## Problem
Copy out all lines that carry the word "name".
=====
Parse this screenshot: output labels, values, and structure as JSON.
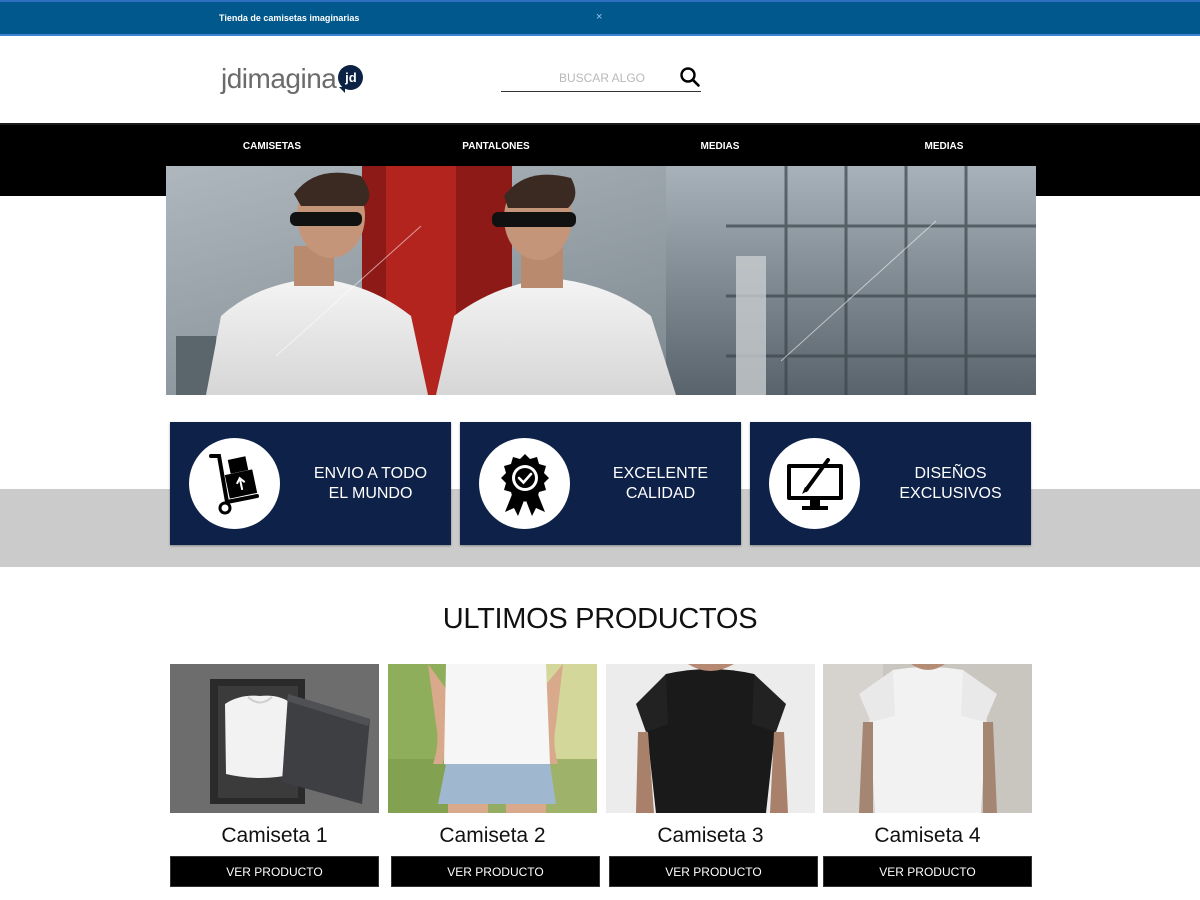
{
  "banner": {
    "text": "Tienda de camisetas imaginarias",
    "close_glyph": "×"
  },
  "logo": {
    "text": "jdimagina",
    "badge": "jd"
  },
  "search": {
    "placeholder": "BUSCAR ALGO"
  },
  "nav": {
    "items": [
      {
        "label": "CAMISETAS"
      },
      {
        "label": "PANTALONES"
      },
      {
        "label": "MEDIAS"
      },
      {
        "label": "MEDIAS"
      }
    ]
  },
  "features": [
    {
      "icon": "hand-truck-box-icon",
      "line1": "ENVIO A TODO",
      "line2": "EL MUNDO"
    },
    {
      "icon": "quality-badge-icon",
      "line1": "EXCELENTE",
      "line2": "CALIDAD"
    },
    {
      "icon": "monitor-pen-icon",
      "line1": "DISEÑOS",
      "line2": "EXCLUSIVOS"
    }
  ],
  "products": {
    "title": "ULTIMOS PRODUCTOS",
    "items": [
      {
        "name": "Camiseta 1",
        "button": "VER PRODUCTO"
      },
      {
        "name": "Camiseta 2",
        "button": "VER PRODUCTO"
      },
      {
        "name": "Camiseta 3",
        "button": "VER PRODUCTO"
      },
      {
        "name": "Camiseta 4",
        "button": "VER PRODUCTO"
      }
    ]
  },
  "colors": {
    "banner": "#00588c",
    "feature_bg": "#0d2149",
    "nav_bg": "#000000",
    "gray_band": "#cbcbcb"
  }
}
=====
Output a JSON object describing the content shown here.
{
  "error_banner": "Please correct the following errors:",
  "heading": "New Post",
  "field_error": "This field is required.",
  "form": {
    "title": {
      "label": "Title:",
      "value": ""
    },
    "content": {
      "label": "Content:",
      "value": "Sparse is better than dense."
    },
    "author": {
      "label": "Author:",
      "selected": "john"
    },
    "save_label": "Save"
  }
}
=====
## Written answer
        "name": "Camiseta 1",
        "name": "Camiseta 2",
        "name": "Camiseta 3",
        "name": "Camiseta 4",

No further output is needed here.